Task prompt: List each line of the data that holds the word "伦乃造意".

-------- Data provided --------

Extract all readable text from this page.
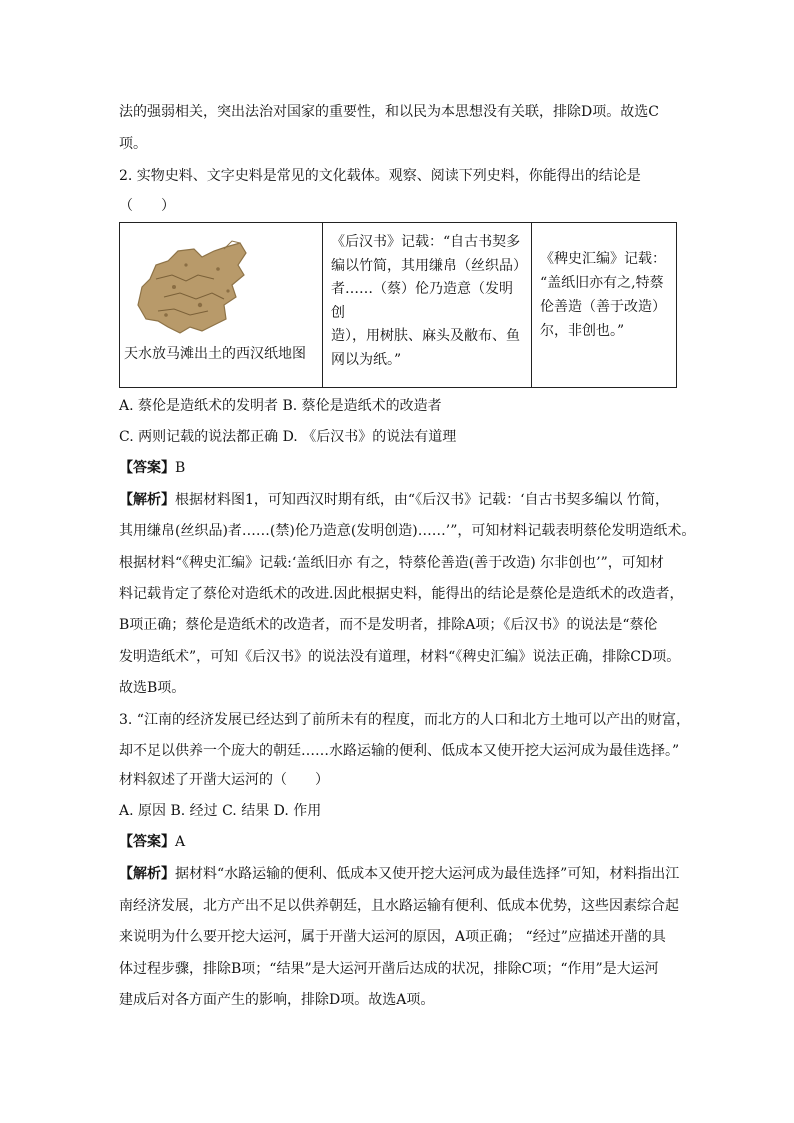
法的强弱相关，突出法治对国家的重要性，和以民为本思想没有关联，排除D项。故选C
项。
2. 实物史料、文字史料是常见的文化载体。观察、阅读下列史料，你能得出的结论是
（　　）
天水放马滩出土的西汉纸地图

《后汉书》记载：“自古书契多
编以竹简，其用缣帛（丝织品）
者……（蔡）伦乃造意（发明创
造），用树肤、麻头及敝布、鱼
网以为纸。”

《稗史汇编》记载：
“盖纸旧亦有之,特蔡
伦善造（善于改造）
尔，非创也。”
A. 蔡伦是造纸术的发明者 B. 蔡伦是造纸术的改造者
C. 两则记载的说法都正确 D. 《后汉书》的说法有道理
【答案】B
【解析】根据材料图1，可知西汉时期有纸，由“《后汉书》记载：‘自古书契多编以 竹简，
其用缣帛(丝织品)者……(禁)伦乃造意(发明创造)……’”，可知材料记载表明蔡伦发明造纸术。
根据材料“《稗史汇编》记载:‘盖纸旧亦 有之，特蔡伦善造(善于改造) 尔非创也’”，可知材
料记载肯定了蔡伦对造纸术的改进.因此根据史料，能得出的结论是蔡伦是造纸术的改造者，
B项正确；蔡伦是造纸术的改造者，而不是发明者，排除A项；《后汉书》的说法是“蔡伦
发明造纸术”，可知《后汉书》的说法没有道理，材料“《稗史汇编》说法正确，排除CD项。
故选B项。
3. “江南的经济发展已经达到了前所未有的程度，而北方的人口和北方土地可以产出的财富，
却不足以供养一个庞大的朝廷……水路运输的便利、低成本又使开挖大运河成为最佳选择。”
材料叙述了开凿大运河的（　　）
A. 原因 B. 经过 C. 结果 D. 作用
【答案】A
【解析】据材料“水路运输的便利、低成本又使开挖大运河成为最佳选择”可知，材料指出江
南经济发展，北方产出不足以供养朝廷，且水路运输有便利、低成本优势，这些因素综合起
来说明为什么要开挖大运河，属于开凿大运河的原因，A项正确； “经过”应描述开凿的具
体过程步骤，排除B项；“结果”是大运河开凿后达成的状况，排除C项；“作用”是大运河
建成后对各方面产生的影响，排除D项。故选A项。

--------
-------- Data provided --------

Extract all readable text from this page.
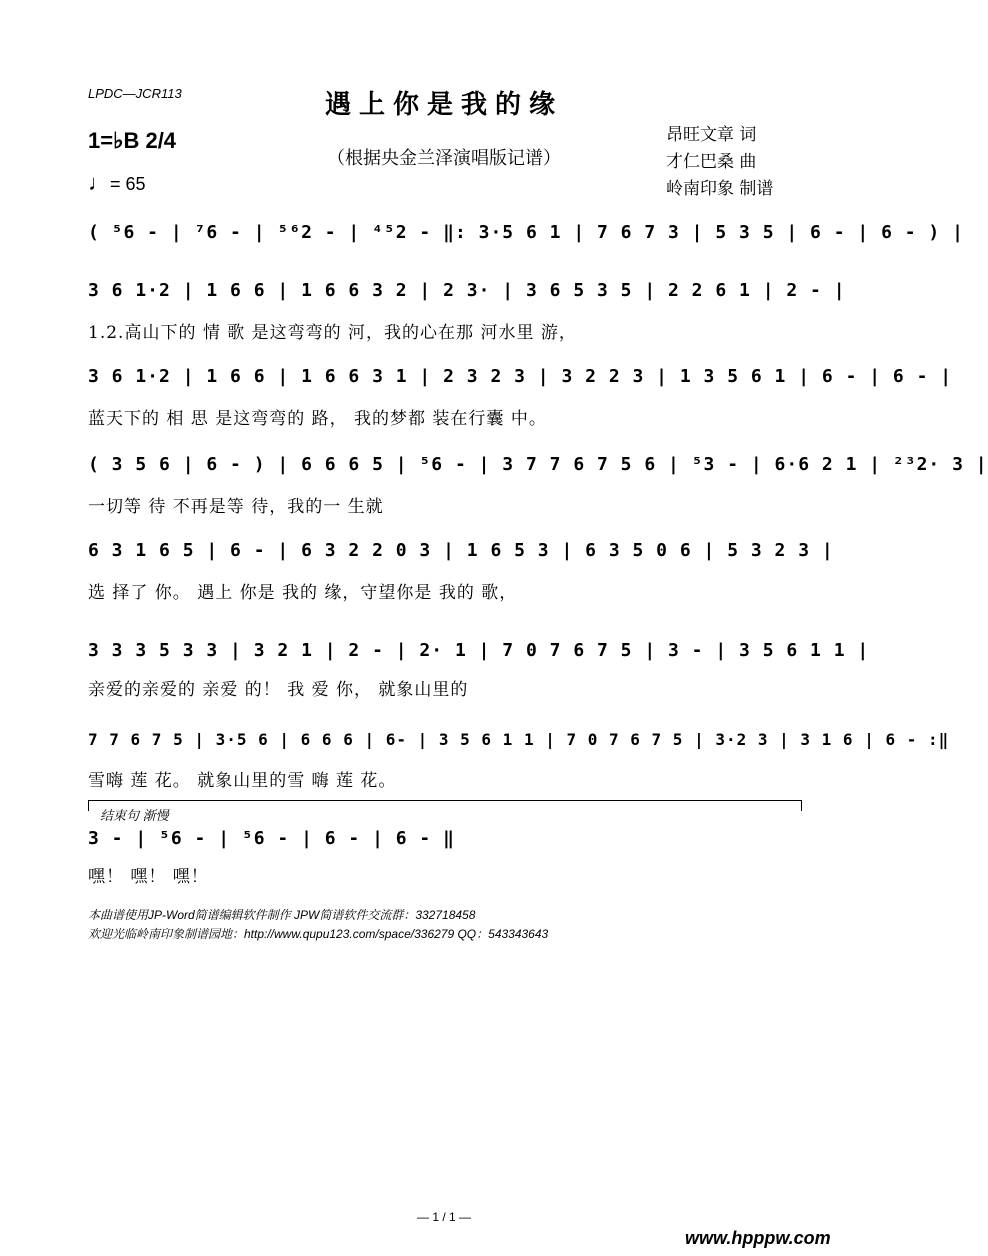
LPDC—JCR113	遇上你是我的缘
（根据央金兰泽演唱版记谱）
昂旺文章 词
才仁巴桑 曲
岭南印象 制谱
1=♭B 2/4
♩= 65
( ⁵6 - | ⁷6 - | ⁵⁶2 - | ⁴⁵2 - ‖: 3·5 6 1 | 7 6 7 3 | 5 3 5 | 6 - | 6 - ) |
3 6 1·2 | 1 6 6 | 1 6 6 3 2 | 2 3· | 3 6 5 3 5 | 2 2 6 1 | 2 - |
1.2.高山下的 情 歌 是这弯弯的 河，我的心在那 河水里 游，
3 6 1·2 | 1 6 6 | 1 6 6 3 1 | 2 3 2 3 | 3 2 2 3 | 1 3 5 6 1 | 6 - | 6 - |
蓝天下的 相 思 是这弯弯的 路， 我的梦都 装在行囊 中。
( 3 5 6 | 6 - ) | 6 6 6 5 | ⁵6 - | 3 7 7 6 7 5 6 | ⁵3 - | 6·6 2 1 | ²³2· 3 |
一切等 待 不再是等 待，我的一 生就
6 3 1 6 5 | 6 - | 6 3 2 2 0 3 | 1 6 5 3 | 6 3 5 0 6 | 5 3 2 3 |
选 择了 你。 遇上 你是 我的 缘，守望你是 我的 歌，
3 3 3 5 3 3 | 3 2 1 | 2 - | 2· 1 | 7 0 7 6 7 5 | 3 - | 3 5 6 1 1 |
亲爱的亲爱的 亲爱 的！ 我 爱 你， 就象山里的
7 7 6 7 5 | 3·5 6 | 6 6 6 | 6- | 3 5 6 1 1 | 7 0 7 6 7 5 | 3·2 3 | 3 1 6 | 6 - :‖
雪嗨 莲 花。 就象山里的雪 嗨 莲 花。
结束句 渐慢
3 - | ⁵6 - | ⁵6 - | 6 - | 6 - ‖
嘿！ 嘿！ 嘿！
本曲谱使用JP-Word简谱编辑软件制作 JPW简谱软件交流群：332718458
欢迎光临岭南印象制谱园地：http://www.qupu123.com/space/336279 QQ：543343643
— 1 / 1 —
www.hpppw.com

--------

Correct response:
者……（蔡）伦乃造意（发明创
其用缣帛(丝织品)者……(禁)伦乃造意(发明创造)……’”，可知材料记载表明蔡伦发明造纸术。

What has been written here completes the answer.